Extracted records:
□ □ □

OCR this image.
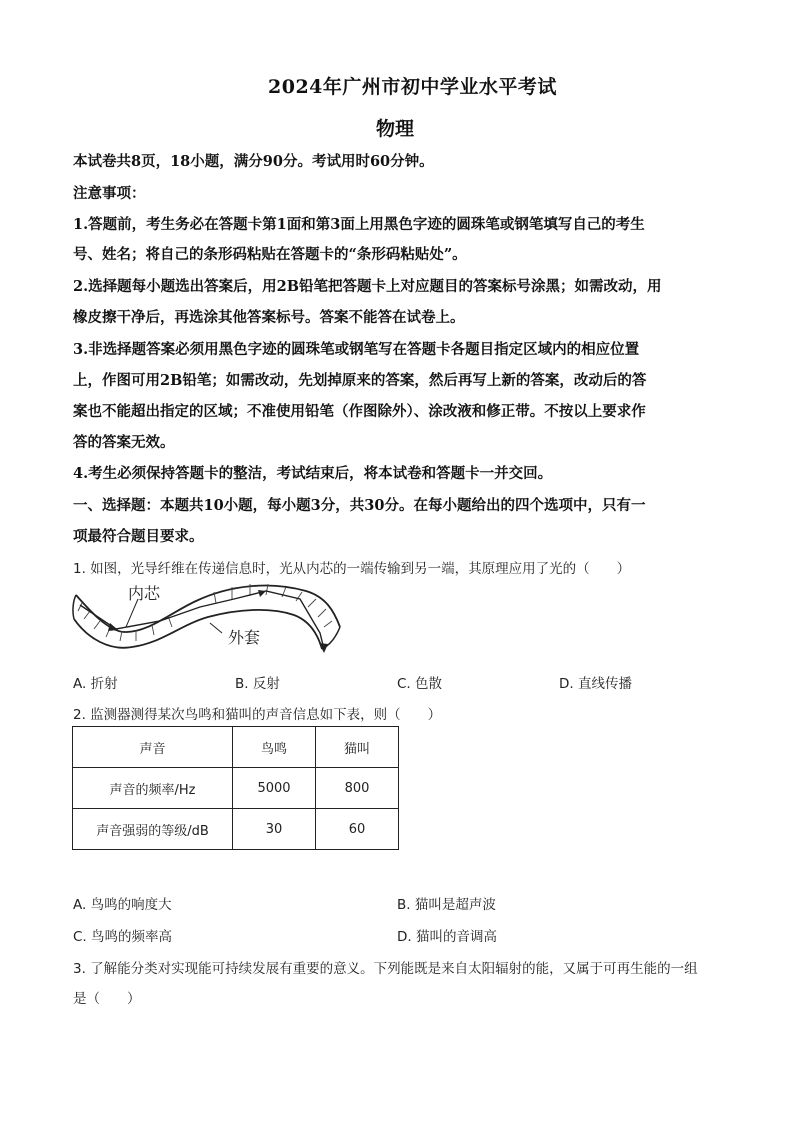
2024年广州市初中学业水平考试
物理
本试卷共8页，18小题，满分90分。考试用时60分钟。
注意事项：
1.答题前，考生务必在答题卡第1面和第3面上用黑色字迹的圆珠笔或钢笔填写自己的考生
号、姓名；将自己的条形码粘贴在答题卡的“条形码粘贴处”。
2.选择题每小题选出答案后，用2B铅笔把答题卡上对应题目的答案标号涂黑；如需改动，用
橡皮擦干净后，再选涂其他答案标号。答案不能答在试卷上。
3.非选择题答案必须用黑色字迹的圆珠笔或钢笔写在答题卡各题目指定区域内的相应位置
上，作图可用2B铅笔；如需改动，先划掉原来的答案，然后再写上新的答案，改动后的答
案也不能超出指定的区域；不准使用铅笔（作图除外）、涂改液和修正带。不按以上要求作
答的答案无效。
4.考生必须保持答题卡的整洁，考试结束后，将本试卷和答题卡一并交回。
一、选择题：本题共10小题，每小题3分，共30分。在每小题给出的四个选项中，只有一
项最符合题目要求。
1. 如图，光导纤维在传递信息时，光从内芯的一端传输到另一端，其原理应用了光的（　　）
内芯
外套
A. 折射	B. 反射	C. 色散	D. 直线传播
2. 监测器测得某次鸟鸣和猫叫的声音信息如下表，则（　　）
声音	鸟鸣	猫叫
声音的频率/Hz	5000	800
声音强弱的等级/dB	30	60
A. 鸟鸣的响度大	B. 猫叫是超声波
C. 鸟鸣的频率高	D. 猫叫的音调高
3. 了解能分类对实现能可持续发展有重要的意义。下列能既是来自太阳辐射的能，又属于可再生能的一组
是（　　）
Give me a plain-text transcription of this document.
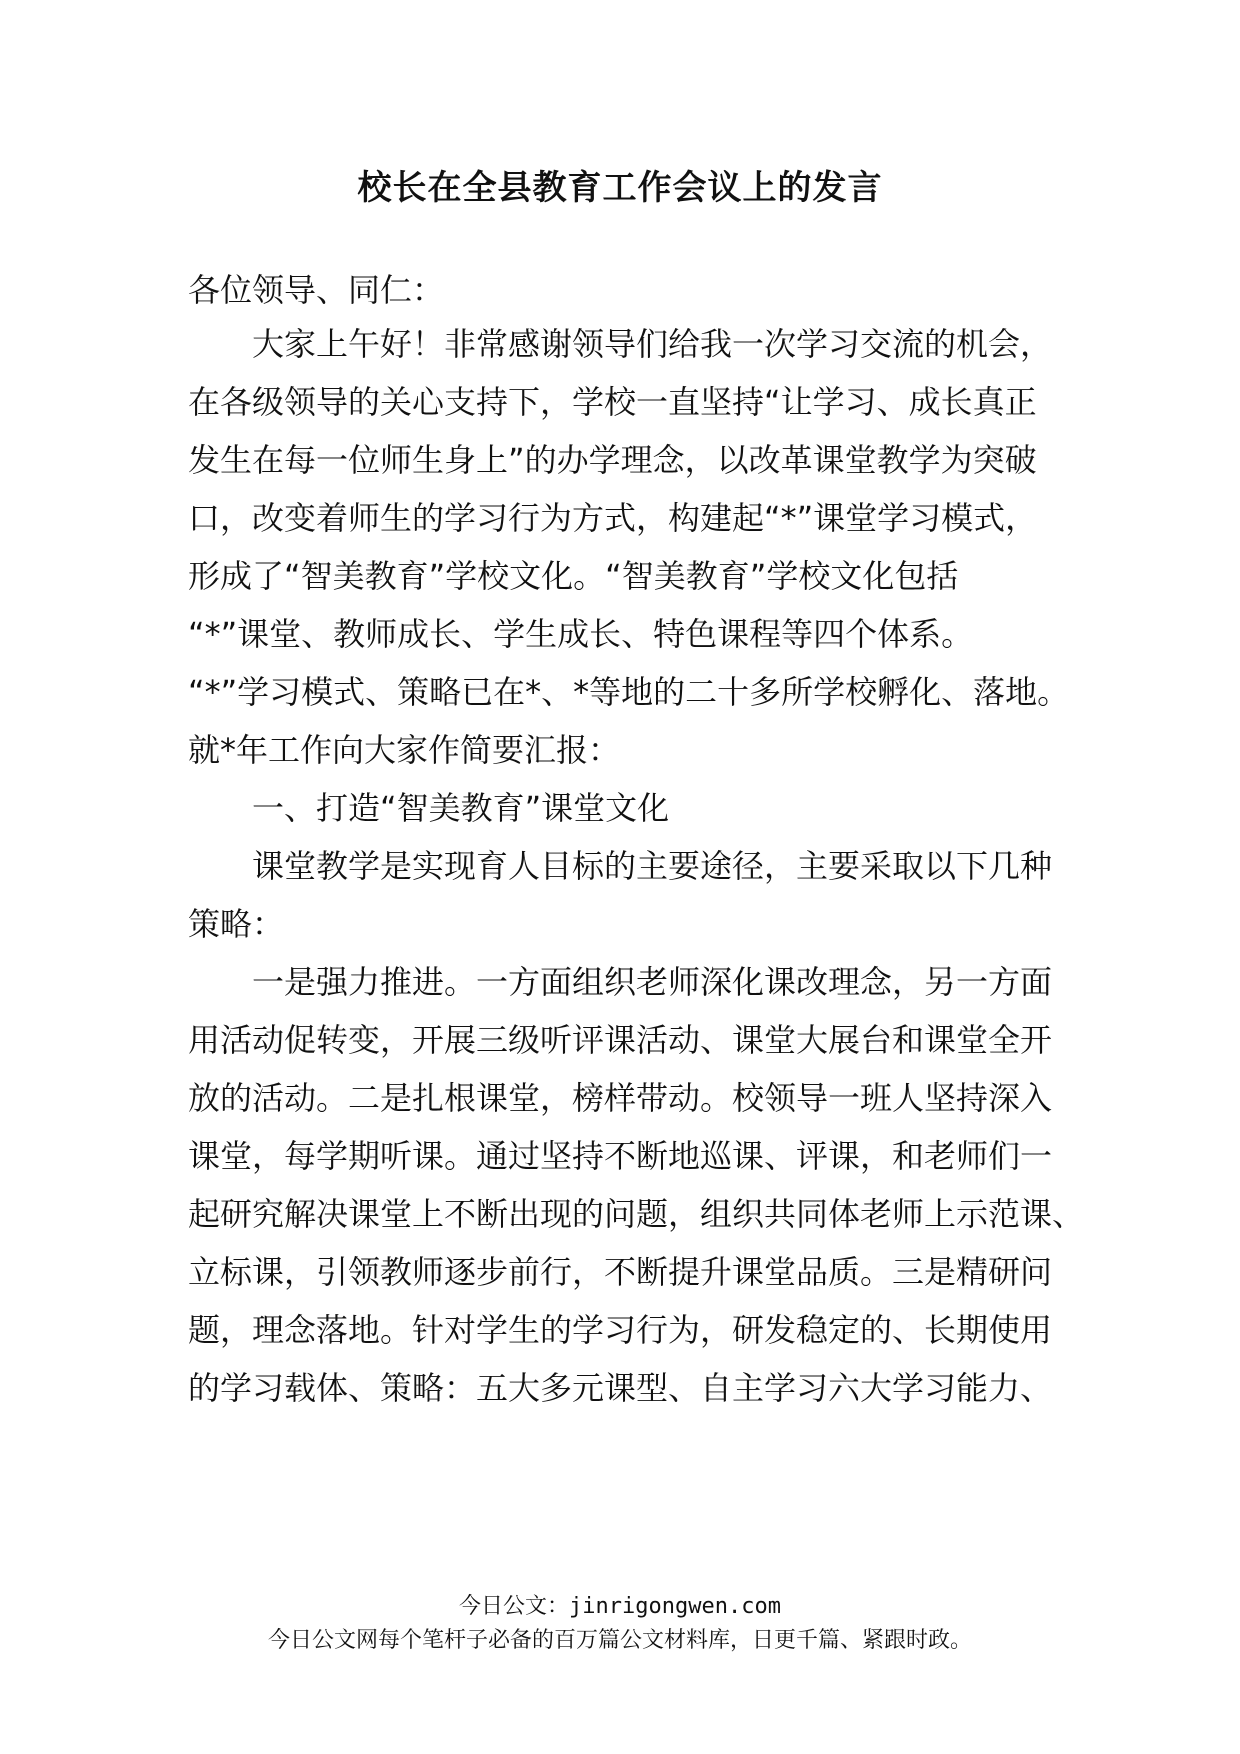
校长在全县教育工作会议上的发言

各位领导、同仁：

　　大家上午好！非常感谢领导们给我一次学习交流的机会，

在各级领导的关心支持下，学校一直坚持“让学习、成长真正

发生在每一位师生身上”的办学理念，以改革课堂教学为突破

口，改变着师生的学习行为方式，构建起“*”课堂学习模式，

形成了“智美教育”学校文化。“智美教育”学校文化包括

“*”课堂、教师成长、学生成长、特色课程等四个体系。

“*”学习模式、策略已在*、*等地的二十多所学校孵化、落地。

就*年工作向大家作简要汇报：

　　一、打造“智美教育”课堂文化

　　课堂教学是实现育人目标的主要途径，主要采取以下几种

策略：

　　一是强力推进。一方面组织老师深化课改理念，另一方面

用活动促转变，开展三级听评课活动、课堂大展台和课堂全开

放的活动。二是扎根课堂，榜样带动。校领导一班人坚持深入

课堂，每学期听课。通过坚持不断地巡课、评课，和老师们一

起研究解决课堂上不断出现的问题，组织共同体老师上示范课、

立标课，引领教师逐步前行，不断提升课堂品质。三是精研问

题，理念落地。针对学生的学习行为，研发稳定的、长期使用

的学习载体、策略：五大多元课型、自主学习六大学习能力、

今日公文：jinrigongwen.com

今日公文网每个笔杆子必备的百万篇公文材料库，日更千篇、紧跟时政。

□ □ □

#### Directions:
From the data above, show each line that contains "如需改动".

#### Result of the task:
2.选择题每小题选出答案后，用2B铅笔把答题卡上对应题目的答案标号涂黑；如需改动，用
上，作图可用2B铅笔；如需改动，先划掉原来的答案，然后再写上新的答案，改动后的答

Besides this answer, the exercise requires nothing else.